■ **TASK STATEMENT**
Skip the pictures and repeat each line of the data exactly.

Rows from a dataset
-- BEGIN --
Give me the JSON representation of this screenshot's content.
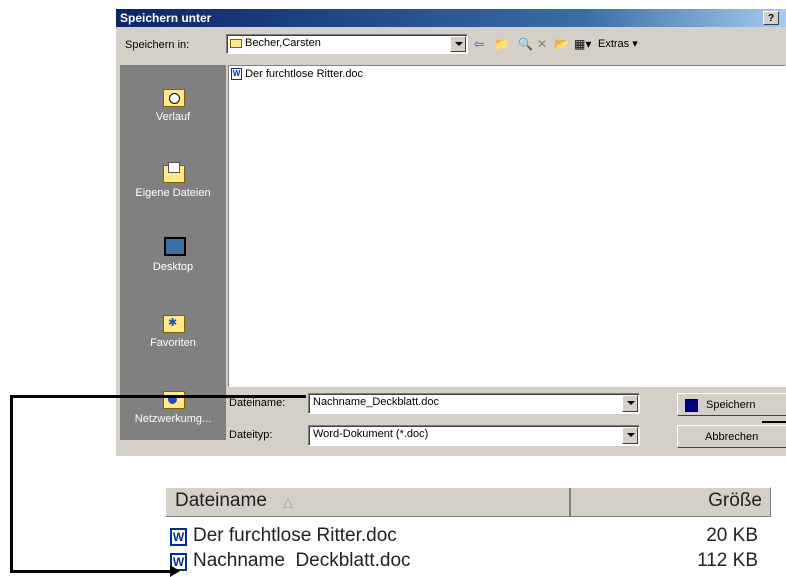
{
  "dialog": {
    "title": "Speichern unter",
    "help_label": "?",
    "save_in_label": "Speichern in:",
    "current_folder": "Becher,Carsten",
    "toolbar": {
      "extras_label": "Extras"
    },
    "places": [
      {
        "label": "Verlauf",
        "icon": "history-icon"
      },
      {
        "label": "Eigene Dateien",
        "icon": "my-documents-icon"
      },
      {
        "label": "Desktop",
        "icon": "desktop-icon"
      },
      {
        "label": "Favoriten",
        "icon": "favorites-icon"
      },
      {
        "label": "Netzwerkumg...",
        "icon": "network-icon"
      }
    ],
    "files": [
      {
        "name": "Der furchtlose Ritter.doc"
      }
    ],
    "filename_label": "Dateiname:",
    "filename_value": "Nachname_Deckblatt.doc",
    "filetype_label": "Dateityp:",
    "filetype_value": "Word-Dokument (*.doc)",
    "save_button": "Speichern",
    "cancel_button": "Abbrechen"
  },
  "zoom_list": {
    "col_name": "Dateiname",
    "col_size": "Größe",
    "rows": [
      {
        "name": "Der furchtlose Ritter.doc",
        "size": "20 KB"
      },
      {
        "name": "Nachname  Deckblatt.doc",
        "size": "112 KB"
      }
    ]
  }
}
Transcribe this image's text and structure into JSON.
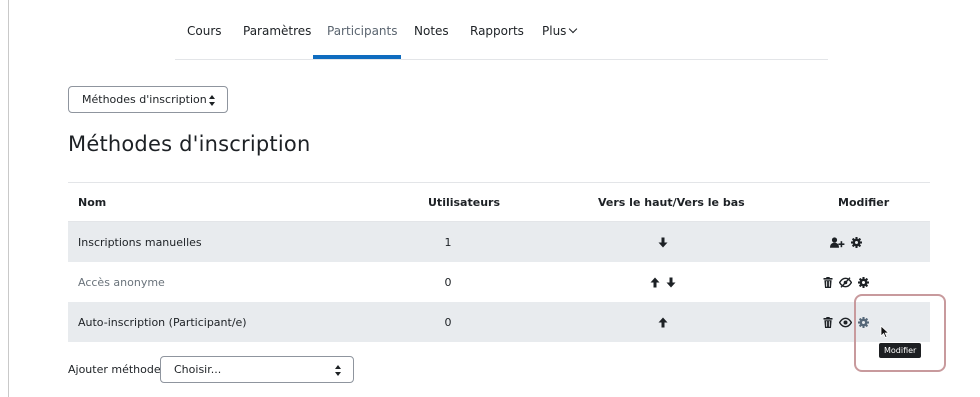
{
  "nav": {
    "items": [
      {
        "label": "Cours"
      },
      {
        "label": "Paramètres"
      },
      {
        "label": "Participants",
        "active": true
      },
      {
        "label": "Notes"
      },
      {
        "label": "Rapports"
      },
      {
        "label": "Plus"
      }
    ]
  },
  "enrol_select": {
    "value": "Méthodes d'inscription"
  },
  "page": {
    "title": "Méthodes d'inscription"
  },
  "table": {
    "headers": {
      "name": "Nom",
      "users": "Utilisateurs",
      "updown": "Vers le haut/Vers le bas",
      "edit": "Modifier"
    },
    "rows": [
      {
        "name": "Inscriptions manuelles",
        "users": "1",
        "updown": [
          "arrow-down-icon"
        ],
        "edit": [
          "enrol-users-icon",
          "cog-icon"
        ],
        "is_link": false
      },
      {
        "name": "Accès anonyme",
        "users": "0",
        "updown": [
          "arrow-up-icon",
          "arrow-down-icon"
        ],
        "edit": [
          "trash-icon",
          "eye-slash-icon",
          "cog-icon"
        ],
        "is_link": true
      },
      {
        "name": "Auto-inscription (Participant/e)",
        "users": "0",
        "updown": [
          "arrow-up-icon"
        ],
        "edit": [
          "trash-icon",
          "eye-icon",
          "cog-icon"
        ],
        "is_link": false
      }
    ]
  },
  "add_method": {
    "label": "Ajouter méthode",
    "select_value": "Choisir..."
  },
  "tooltip": {
    "text": "Modifier"
  },
  "colors": {
    "accent": "#0f6cbf",
    "highlight": "#c89a9d",
    "stripe": "#e8ebee"
  }
}
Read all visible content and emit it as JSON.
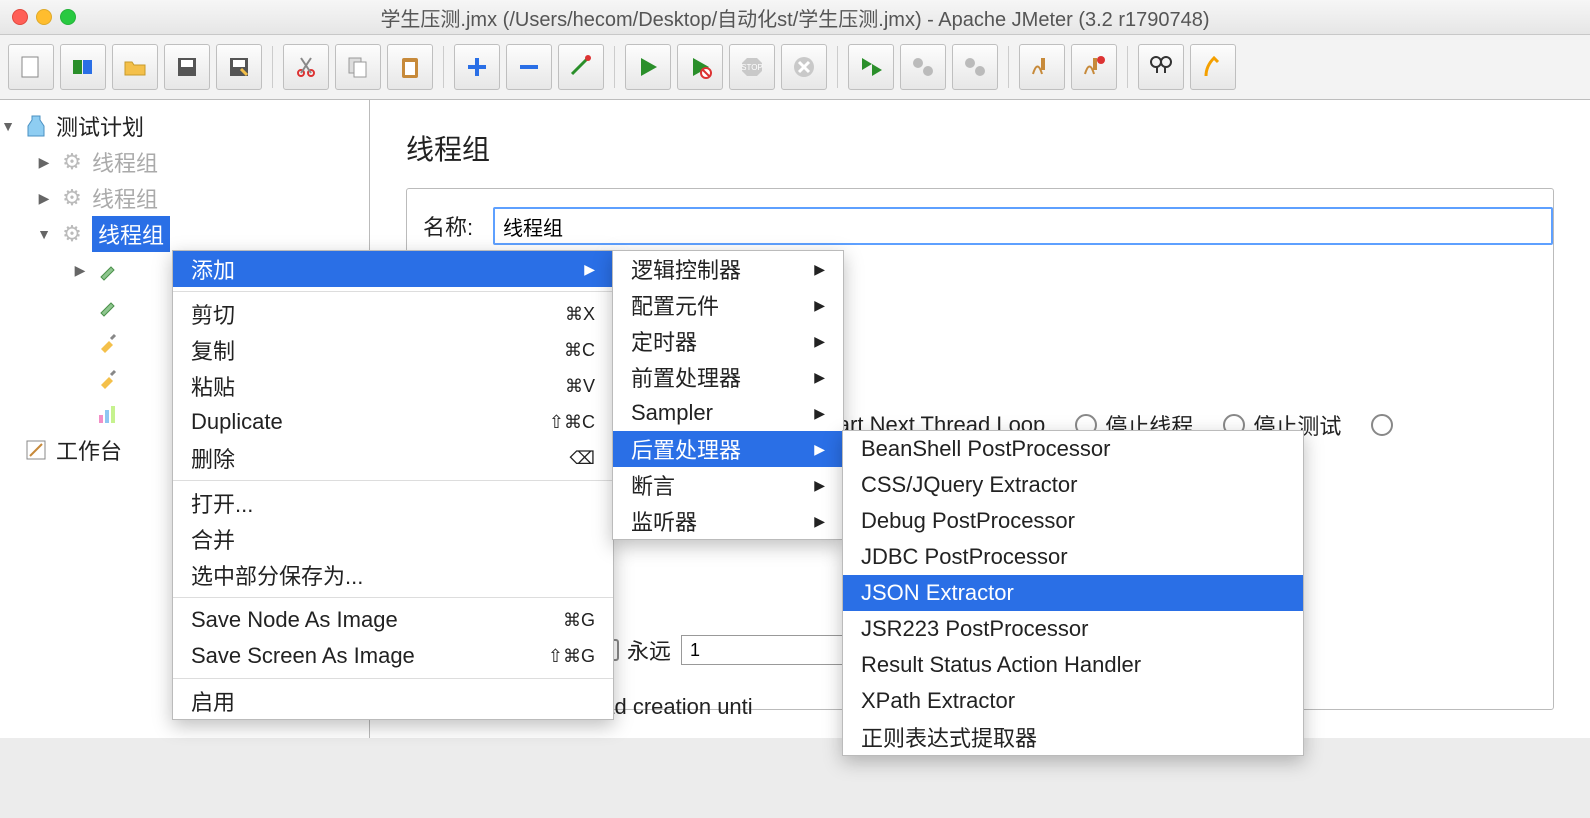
-- END --
■ **TASK RESPONSE**
Give me the JSON representation of this screenshot's content.
{
  "dialog": {
    "title": "Speichern unter",
    "help_label": "?",
    "save_in_label": "Speichern in:",
    "current_folder": "Becher,Carsten",
    "toolbar": {
      "extras_label": "Extras"
    },
    "places": [
      {
        "label": "Verlauf",
        "icon": "history-icon"
      },
      {
        "label": "Eigene Dateien",
        "icon": "my-documents-icon"
      },
      {
        "label": "Desktop",
        "icon": "desktop-icon"
      },
      {
        "label": "Favoriten",
        "icon": "favorites-icon"
      },
      {
        "label": "Netzwerkumg...",
        "icon": "network-icon"
      }
    ],
    "files": [
      {
        "name": "Der furchtlose Ritter.doc"
      }
    ],
    "filename_label": "Dateiname:",
    "filename_value": "Nachname_Deckblatt.doc",
    "filetype_label": "Dateityp:",
    "filetype_value": "Word-Dokument (*.doc)",
    "save_button": "Speichern",
    "cancel_button": "Abbrechen"
  },
  "zoom_list": {
    "col_name": "Dateiname",
    "col_size": "Größe",
    "rows": [
      {
        "name": "Der furchtlose Ritter.doc",
        "size": "20 KB"
      },
      {
        "name": "Nachname  Deckblatt.doc",
        "size": "112 KB"
      }
    ]
  }
}
Transcribe this image's text and structure into JSON.
{
  "nav": {
    "items": [
      {
        "label": "Cours"
      },
      {
        "label": "Paramètres"
      },
      {
        "label": "Participants",
        "active": true
      },
      {
        "label": "Notes"
      },
      {
        "label": "Rapports"
      },
      {
        "label": "Plus"
      }
    ]
  },
  "enrol_select": {
    "value": "Méthodes d'inscription"
  },
  "page": {
    "title": "Méthodes d'inscription"
  },
  "table": {
    "headers": {
      "name": "Nom",
      "users": "Utilisateurs",
      "updown": "Vers le haut/Vers le bas",
      "edit": "Modifier"
    },
    "rows": [
      {
        "name": "Inscriptions manuelles",
        "users": "1",
        "updown": [
          "arrow-down-icon"
        ],
        "edit": [
          "enrol-users-icon",
          "cog-icon"
        ],
        "is_link": false
      },
      {
        "name": "Accès anonyme",
        "users": "0",
        "updown": [
          "arrow-up-icon",
          "arrow-down-icon"
        ],
        "edit": [
          "trash-icon",
          "eye-slash-icon",
          "cog-icon"
        ],
        "is_link": true
      },
      {
        "name": "Auto-inscription (Participant/e)",
        "users": "0",
        "updown": [
          "arrow-up-icon"
        ],
        "edit": [
          "trash-icon",
          "eye-icon",
          "cog-icon"
        ],
        "is_link": false
      }
    ]
  },
  "add_method": {
    "label": "Ajouter méthode",
    "select_value": "Choisir..."
  },
  "tooltip": {
    "text": "Modifier"
  },
  "colors": {
    "accent": "#0f6cbf",
    "highlight": "#c89a9d",
    "stripe": "#e8ebee"
  }
}
Read all visible content and emit it as JSON.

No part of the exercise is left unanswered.